§ **What the task requires**: Review the material and extract every line in which the word "кабинка" occurs.

— begin Data section —

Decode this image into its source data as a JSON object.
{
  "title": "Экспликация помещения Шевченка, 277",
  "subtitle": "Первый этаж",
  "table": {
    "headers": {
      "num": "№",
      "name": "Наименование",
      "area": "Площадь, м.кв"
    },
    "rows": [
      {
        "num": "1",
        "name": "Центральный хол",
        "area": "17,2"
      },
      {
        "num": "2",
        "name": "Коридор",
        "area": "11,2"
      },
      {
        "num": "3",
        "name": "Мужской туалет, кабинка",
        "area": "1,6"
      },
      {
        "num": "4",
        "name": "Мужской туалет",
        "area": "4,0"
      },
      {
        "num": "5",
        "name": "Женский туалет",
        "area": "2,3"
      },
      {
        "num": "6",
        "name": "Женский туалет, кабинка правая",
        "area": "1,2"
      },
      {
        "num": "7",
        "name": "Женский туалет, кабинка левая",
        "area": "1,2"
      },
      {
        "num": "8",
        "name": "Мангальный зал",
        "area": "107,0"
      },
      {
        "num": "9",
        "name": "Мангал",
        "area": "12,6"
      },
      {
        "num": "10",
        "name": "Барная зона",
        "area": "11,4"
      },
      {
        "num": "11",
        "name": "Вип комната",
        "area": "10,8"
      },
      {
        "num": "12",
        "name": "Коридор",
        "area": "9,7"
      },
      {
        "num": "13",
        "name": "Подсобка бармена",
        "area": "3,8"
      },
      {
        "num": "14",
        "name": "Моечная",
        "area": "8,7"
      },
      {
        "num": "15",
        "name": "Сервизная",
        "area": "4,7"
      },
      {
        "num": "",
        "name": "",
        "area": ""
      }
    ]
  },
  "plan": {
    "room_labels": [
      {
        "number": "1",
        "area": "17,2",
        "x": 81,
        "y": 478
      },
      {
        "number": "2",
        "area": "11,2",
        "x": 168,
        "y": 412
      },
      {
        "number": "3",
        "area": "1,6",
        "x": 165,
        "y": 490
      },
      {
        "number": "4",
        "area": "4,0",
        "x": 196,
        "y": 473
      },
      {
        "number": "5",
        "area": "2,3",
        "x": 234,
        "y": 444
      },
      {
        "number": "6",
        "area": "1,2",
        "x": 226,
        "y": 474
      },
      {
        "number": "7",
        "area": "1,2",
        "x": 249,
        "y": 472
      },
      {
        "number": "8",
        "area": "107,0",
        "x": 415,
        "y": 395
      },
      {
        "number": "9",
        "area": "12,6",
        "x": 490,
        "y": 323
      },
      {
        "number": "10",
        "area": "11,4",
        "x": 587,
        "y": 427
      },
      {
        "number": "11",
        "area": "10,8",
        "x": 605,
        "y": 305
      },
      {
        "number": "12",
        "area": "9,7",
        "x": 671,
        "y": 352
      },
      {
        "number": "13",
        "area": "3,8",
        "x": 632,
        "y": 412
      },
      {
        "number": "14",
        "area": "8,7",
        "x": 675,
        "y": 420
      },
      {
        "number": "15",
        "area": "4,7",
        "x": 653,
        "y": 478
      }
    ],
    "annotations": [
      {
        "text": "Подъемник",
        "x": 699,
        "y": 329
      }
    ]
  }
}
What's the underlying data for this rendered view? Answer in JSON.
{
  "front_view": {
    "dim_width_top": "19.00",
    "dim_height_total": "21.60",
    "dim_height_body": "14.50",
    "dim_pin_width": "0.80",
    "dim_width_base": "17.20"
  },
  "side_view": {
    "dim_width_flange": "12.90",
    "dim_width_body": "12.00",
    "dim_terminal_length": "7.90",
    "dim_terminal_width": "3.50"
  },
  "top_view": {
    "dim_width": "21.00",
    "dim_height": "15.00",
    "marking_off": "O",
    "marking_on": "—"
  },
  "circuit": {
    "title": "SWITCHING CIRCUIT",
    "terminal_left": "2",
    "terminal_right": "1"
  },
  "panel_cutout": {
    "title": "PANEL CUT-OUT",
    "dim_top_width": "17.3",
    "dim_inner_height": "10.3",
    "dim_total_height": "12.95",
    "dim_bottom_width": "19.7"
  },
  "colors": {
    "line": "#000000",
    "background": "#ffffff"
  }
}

— end Data section —

§ **Exercise output**:
        "name": "Мужской туалет, кабинка",
        "name": "Женский туалет, кабинка правая",
        "name": "Женский туалет, кабинка левая",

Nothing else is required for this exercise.